What this task involves
Copy out each line of the material below with no changes.

Excerpt from a dataset
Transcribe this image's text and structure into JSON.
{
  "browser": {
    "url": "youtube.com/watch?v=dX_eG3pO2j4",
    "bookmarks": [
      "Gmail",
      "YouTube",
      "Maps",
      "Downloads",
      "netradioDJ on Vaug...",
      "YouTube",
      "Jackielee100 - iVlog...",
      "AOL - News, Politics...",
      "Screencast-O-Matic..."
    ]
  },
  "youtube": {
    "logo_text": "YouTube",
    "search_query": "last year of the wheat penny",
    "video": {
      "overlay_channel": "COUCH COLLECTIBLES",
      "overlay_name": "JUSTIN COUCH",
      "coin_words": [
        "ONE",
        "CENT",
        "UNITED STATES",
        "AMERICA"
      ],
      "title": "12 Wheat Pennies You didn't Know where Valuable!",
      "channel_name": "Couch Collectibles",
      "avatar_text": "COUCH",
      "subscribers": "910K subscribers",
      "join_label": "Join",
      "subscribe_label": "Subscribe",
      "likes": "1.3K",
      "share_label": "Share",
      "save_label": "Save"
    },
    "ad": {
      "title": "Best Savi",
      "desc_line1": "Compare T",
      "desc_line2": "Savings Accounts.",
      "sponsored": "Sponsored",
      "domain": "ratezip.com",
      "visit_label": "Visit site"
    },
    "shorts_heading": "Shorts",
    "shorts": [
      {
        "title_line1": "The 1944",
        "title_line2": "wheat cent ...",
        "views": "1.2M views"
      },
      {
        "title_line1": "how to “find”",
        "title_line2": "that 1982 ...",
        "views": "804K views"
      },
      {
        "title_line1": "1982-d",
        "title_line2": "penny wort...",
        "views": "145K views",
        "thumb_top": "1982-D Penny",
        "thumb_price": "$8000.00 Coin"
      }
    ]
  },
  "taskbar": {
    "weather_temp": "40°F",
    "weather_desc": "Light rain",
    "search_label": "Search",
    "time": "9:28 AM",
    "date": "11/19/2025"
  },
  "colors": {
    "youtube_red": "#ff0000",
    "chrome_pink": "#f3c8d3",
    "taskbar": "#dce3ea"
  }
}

Solution for this exercise
Transcribe this image's text and structure into JSON.
{
  "browser": {
    "url": "youtube.com/watch?v=dX_eG3pO2j4",
    "bookmarks": [
      "Gmail",
      "YouTube",
      "Maps",
      "Downloads",
      "netradioDJ on Vaug...",
      "YouTube",
      "Jackielee100 - iVlog...",
      "AOL - News, Politics...",
      "Screencast-O-Matic..."
    ]
  },
  "youtube": {
    "logo_text": "YouTube",
    "search_query": "last year of the wheat penny",
    "video": {
      "overlay_channel": "COUCH COLLECTIBLES",
      "overlay_name": "JUSTIN COUCH",
      "coin_words": [
        "ONE",
        "CENT",
        "UNITED STATES",
        "AMERICA"
      ],
      "title": "12 Wheat Pennies You didn't Know where Valuable!",
      "channel_name": "Couch Collectibles",
      "avatar_text": "COUCH",
      "subscribers": "910K subscribers",
      "join_label": "Join",
      "subscribe_label": "Subscribe",
      "likes": "1.3K",
      "share_label": "Share",
      "save_label": "Save"
    },
    "ad": {
      "title": "Best Savi",
      "desc_line1": "Compare T",
      "desc_line2": "Savings Accounts.",
      "sponsored": "Sponsored",
      "domain": "ratezip.com",
      "visit_label": "Visit site"
    },
    "shorts_heading": "Shorts",
    "shorts": [
      {
        "title_line1": "The 1944",
        "title_line2": "wheat cent ...",
        "views": "1.2M views"
      },
      {
        "title_line1": "how to “find”",
        "title_line2": "that 1982 ...",
        "views": "804K views"
      },
      {
        "title_line1": "1982-d",
        "title_line2": "penny wort...",
        "views": "145K views",
        "thumb_top": "1982-D Penny",
        "thumb_price": "$8000.00 Coin"
      }
    ]
  },
  "taskbar": {
    "weather_temp": "40°F",
    "weather_desc": "Light rain",
    "search_label": "Search",
    "time": "9:28 AM",
    "date": "11/19/2025"
  },
  "colors": {
    "youtube_red": "#ff0000",
    "chrome_pink": "#f3c8d3",
    "taskbar": "#dce3ea"
  }
}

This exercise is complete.